- _Aim_:
Exact reproduction of the data is required, with images excluded.
☆ ☆ ☆ ☆ ☆
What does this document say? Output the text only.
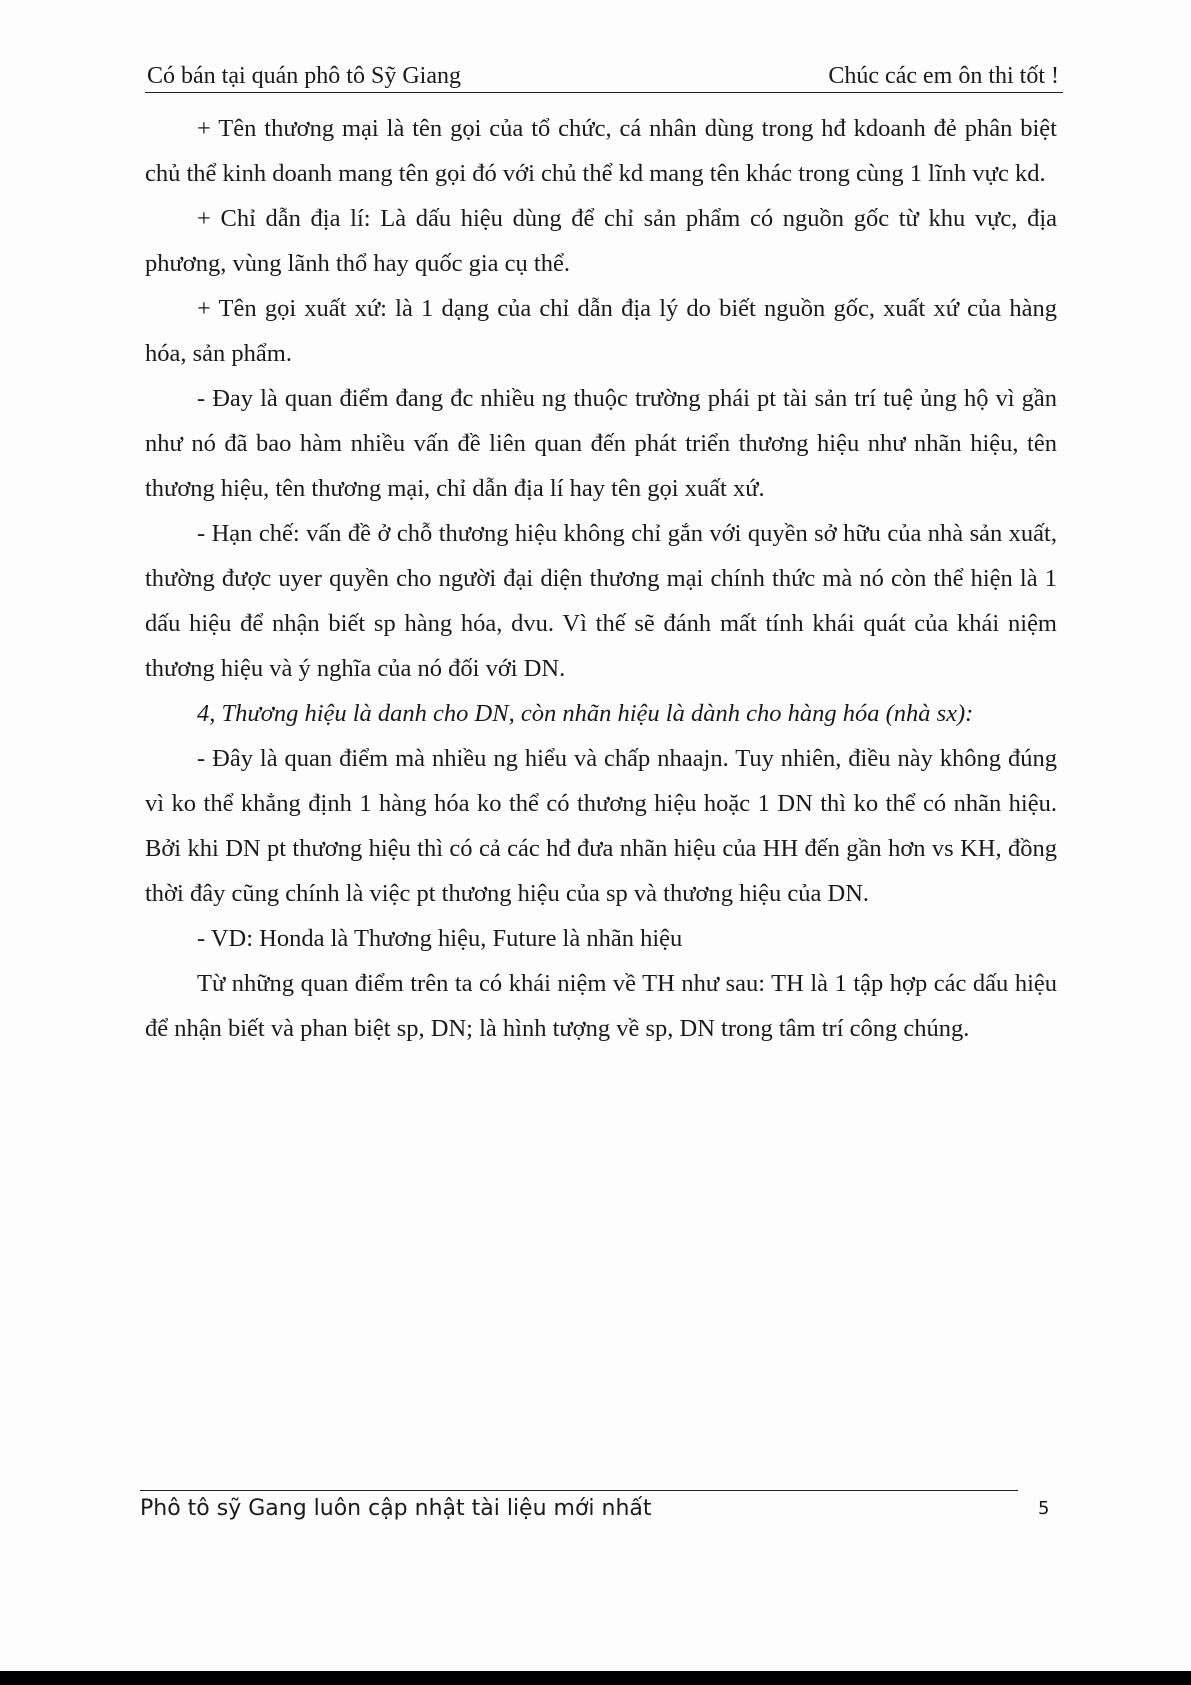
Có bán tại quán phô tô Sỹ Giang	Chúc các em ôn thi tốt !

+ Tên thương mại là tên gọi của tổ chức, cá nhân dùng trong hđ kdoanh đẻ phân biệt chủ thể kinh doanh mang tên gọi đó với chủ thể kd mang tên khác trong cùng 1 lĩnh vực kd.

+ Chỉ dẫn địa lí: Là dấu hiệu dùng để chỉ sản phẩm có nguồn gốc từ khu vực, địa phương, vùng lãnh thổ hay quốc gia cụ thể.

+ Tên gọi xuất xứ: là 1 dạng của chỉ dẫn địa lý do biết nguồn gốc, xuất xứ của hàng hóa, sản phẩm.

- Đay là quan điểm đang đc nhiều ng thuộc trường phái pt tài sản trí tuệ ủng hộ vì gần như nó đã bao hàm nhiều vấn đề liên quan đến phát triển thương hiệu như nhãn hiệu, tên thương hiệu, tên thương mại, chỉ dẫn địa lí hay tên gọi xuất xứ.

- Hạn chế: vấn đề ở chỗ thương hiệu không chỉ gắn với quyền sở hữu của nhà sản xuất, thường được uyer quyền cho người đại diện thương mại chính thức mà nó còn thể hiện là 1 dấu hiệu để nhận biết sp hàng hóa, dvu. Vì thế sẽ đánh mất tính khái quát của khái niệm thương hiệu và ý nghĩa của nó đối với DN.

4, Thương hiệu là danh cho DN, còn nhãn hiệu là dành cho hàng hóa (nhà sx):

- Đây là quan điểm mà nhiều ng hiểu và chấp nhaajn. Tuy nhiên, điều này không đúng vì ko thể khẳng định 1 hàng hóa ko thể có thương hiệu hoặc 1 DN thì ko thể có nhãn hiệu. Bởi khi DN pt thương hiệu thì có cả các hđ đưa nhãn hiệu của HH đến gần hơn vs KH, đồng thời đây cũng chính là việc pt thương hiệu của sp và thương hiệu của DN.

- VD: Honda là Thương hiệu, Future là nhãn hiệu

Từ những quan điểm trên ta có khái niệm về TH như sau: TH là 1 tập hợp các dấu hiệu để nhận biết và phan biệt sp, DN; là hình tượng về sp, DN trong tâm trí công chúng.

Phô tô sỹ Gang luôn cập nhật tài liệu mới nhất	5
☆ ☆ ☆ ☆ ☆
- _Result_:
What does this document say? Output the text only.
Có bán tại quán phô tô Sỹ Giang	Chúc các em ôn thi tốt !

+ Tên thương mại là tên gọi của tổ chức, cá nhân dùng trong hđ kdoanh đẻ phân biệt chủ thể kinh doanh mang tên gọi đó với chủ thể kd mang tên khác trong cùng 1 lĩnh vực kd.

+ Chỉ dẫn địa lí: Là dấu hiệu dùng để chỉ sản phẩm có nguồn gốc từ khu vực, địa phương, vùng lãnh thổ hay quốc gia cụ thể.

+ Tên gọi xuất xứ: là 1 dạng của chỉ dẫn địa lý do biết nguồn gốc, xuất xứ của hàng hóa, sản phẩm.

- Đay là quan điểm đang đc nhiều ng thuộc trường phái pt tài sản trí tuệ ủng hộ vì gần như nó đã bao hàm nhiều vấn đề liên quan đến phát triển thương hiệu như nhãn hiệu, tên thương hiệu, tên thương mại, chỉ dẫn địa lí hay tên gọi xuất xứ.

- Hạn chế: vấn đề ở chỗ thương hiệu không chỉ gắn với quyền sở hữu của nhà sản xuất, thường được uyer quyền cho người đại diện thương mại chính thức mà nó còn thể hiện là 1 dấu hiệu để nhận biết sp hàng hóa, dvu. Vì thế sẽ đánh mất tính khái quát của khái niệm thương hiệu và ý nghĩa của nó đối với DN.

4, Thương hiệu là danh cho DN, còn nhãn hiệu là dành cho hàng hóa (nhà sx):

- Đây là quan điểm mà nhiều ng hiểu và chấp nhaajn. Tuy nhiên, điều này không đúng vì ko thể khẳng định 1 hàng hóa ko thể có thương hiệu hoặc 1 DN thì ko thể có nhãn hiệu. Bởi khi DN pt thương hiệu thì có cả các hđ đưa nhãn hiệu của HH đến gần hơn vs KH, đồng thời đây cũng chính là việc pt thương hiệu của sp và thương hiệu của DN.

- VD: Honda là Thương hiệu, Future là nhãn hiệu

Từ những quan điểm trên ta có khái niệm về TH như sau: TH là 1 tập hợp các dấu hiệu để nhận biết và phan biệt sp, DN; là hình tượng về sp, DN trong tâm trí công chúng.

Phô tô sỹ Gang luôn cập nhật tài liệu mới nhất	5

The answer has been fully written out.